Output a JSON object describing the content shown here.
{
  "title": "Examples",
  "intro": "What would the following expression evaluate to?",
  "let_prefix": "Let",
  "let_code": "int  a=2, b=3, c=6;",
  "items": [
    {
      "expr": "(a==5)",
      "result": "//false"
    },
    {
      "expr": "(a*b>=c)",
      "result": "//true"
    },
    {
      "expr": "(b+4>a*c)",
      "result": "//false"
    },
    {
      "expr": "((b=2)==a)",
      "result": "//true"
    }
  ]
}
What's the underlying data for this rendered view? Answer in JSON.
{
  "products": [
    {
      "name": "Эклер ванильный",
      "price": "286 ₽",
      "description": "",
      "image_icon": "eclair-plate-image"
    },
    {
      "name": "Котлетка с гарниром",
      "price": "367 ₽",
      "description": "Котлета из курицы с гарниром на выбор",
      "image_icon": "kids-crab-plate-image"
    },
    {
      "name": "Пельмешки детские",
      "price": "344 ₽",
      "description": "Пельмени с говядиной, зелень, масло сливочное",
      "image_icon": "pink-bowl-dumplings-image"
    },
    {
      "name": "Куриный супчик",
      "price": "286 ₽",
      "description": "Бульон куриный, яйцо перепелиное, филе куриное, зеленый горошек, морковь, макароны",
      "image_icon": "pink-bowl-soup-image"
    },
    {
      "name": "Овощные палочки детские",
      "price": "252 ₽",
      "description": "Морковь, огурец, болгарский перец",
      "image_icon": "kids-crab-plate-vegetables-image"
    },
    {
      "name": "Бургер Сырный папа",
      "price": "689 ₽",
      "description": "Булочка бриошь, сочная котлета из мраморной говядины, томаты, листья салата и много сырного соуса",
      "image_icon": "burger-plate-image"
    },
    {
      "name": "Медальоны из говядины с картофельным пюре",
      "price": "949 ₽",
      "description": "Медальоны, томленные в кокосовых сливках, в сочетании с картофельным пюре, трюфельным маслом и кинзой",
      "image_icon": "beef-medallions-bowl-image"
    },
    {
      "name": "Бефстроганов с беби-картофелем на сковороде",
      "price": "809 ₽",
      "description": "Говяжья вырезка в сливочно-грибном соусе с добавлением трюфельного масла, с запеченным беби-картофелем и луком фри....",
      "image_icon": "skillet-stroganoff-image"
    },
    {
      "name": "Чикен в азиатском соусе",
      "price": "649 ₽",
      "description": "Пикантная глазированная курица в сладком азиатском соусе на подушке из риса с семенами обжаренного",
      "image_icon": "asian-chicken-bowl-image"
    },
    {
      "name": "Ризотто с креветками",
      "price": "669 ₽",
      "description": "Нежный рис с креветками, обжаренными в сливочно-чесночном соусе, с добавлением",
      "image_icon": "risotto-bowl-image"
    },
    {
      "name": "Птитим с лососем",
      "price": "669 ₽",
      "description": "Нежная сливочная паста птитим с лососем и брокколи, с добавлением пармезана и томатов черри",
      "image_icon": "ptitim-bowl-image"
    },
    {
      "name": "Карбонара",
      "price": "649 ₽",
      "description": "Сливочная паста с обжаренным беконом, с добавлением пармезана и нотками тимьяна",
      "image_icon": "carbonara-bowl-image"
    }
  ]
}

** REQUIRED TASK **
Return all of the data word for word.

** TASK ANSWER **
Output a JSON object describing the content shown here.
{
  "title": "Examples",
  "intro": "What would the following expression evaluate to?",
  "let_prefix": "Let",
  "let_code": "int  a=2, b=3, c=6;",
  "items": [
    {
      "expr": "(a==5)",
      "result": "//false"
    },
    {
      "expr": "(a*b>=c)",
      "result": "//true"
    },
    {
      "expr": "(b+4>a*c)",
      "result": "//false"
    },
    {
      "expr": "((b=2)==a)",
      "result": "//true"
    }
  ]
}
What's the underlying data for this rendered view? Answer in JSON.
{
  "products": [
    {
      "name": "Эклер ванильный",
      "price": "286 ₽",
      "description": "",
      "image_icon": "eclair-plate-image"
    },
    {
      "name": "Котлетка с гарниром",
      "price": "367 ₽",
      "description": "Котлета из курицы с гарниром на выбор",
      "image_icon": "kids-crab-plate-image"
    },
    {
      "name": "Пельмешки детские",
      "price": "344 ₽",
      "description": "Пельмени с говядиной, зелень, масло сливочное",
      "image_icon": "pink-bowl-dumplings-image"
    },
    {
      "name": "Куриный супчик",
      "price": "286 ₽",
      "description": "Бульон куриный, яйцо перепелиное, филе куриное, зеленый горошек, морковь, макароны",
      "image_icon": "pink-bowl-soup-image"
    },
    {
      "name": "Овощные палочки детские",
      "price": "252 ₽",
      "description": "Морковь, огурец, болгарский перец",
      "image_icon": "kids-crab-plate-vegetables-image"
    },
    {
      "name": "Бургер Сырный папа",
      "price": "689 ₽",
      "description": "Булочка бриошь, сочная котлета из мраморной говядины, томаты, листья салата и много сырного соуса",
      "image_icon": "burger-plate-image"
    },
    {
      "name": "Медальоны из говядины с картофельным пюре",
      "price": "949 ₽",
      "description": "Медальоны, томленные в кокосовых сливках, в сочетании с картофельным пюре, трюфельным маслом и кинзой",
      "image_icon": "beef-medallions-bowl-image"
    },
    {
      "name": "Бефстроганов с беби-картофелем на сковороде",
      "price": "809 ₽",
      "description": "Говяжья вырезка в сливочно-грибном соусе с добавлением трюфельного масла, с запеченным беби-картофелем и луком фри....",
      "image_icon": "skillet-stroganoff-image"
    },
    {
      "name": "Чикен в азиатском соусе",
      "price": "649 ₽",
      "description": "Пикантная глазированная курица в сладком азиатском соусе на подушке из риса с семенами обжаренного",
      "image_icon": "asian-chicken-bowl-image"
    },
    {
      "name": "Ризотто с креветками",
      "price": "669 ₽",
      "description": "Нежный рис с креветками, обжаренными в сливочно-чесночном соусе, с добавлением",
      "image_icon": "risotto-bowl-image"
    },
    {
      "name": "Птитим с лососем",
      "price": "669 ₽",
      "description": "Нежная сливочная паста птитим с лососем и брокколи, с добавлением пармезана и томатов черри",
      "image_icon": "ptitim-bowl-image"
    },
    {
      "name": "Карбонара",
      "price": "649 ₽",
      "description": "Сливочная паста с обжаренным беконом, с добавлением пармезана и нотками тимьяна",
      "image_icon": "carbonara-bowl-image"
    }
  ]
}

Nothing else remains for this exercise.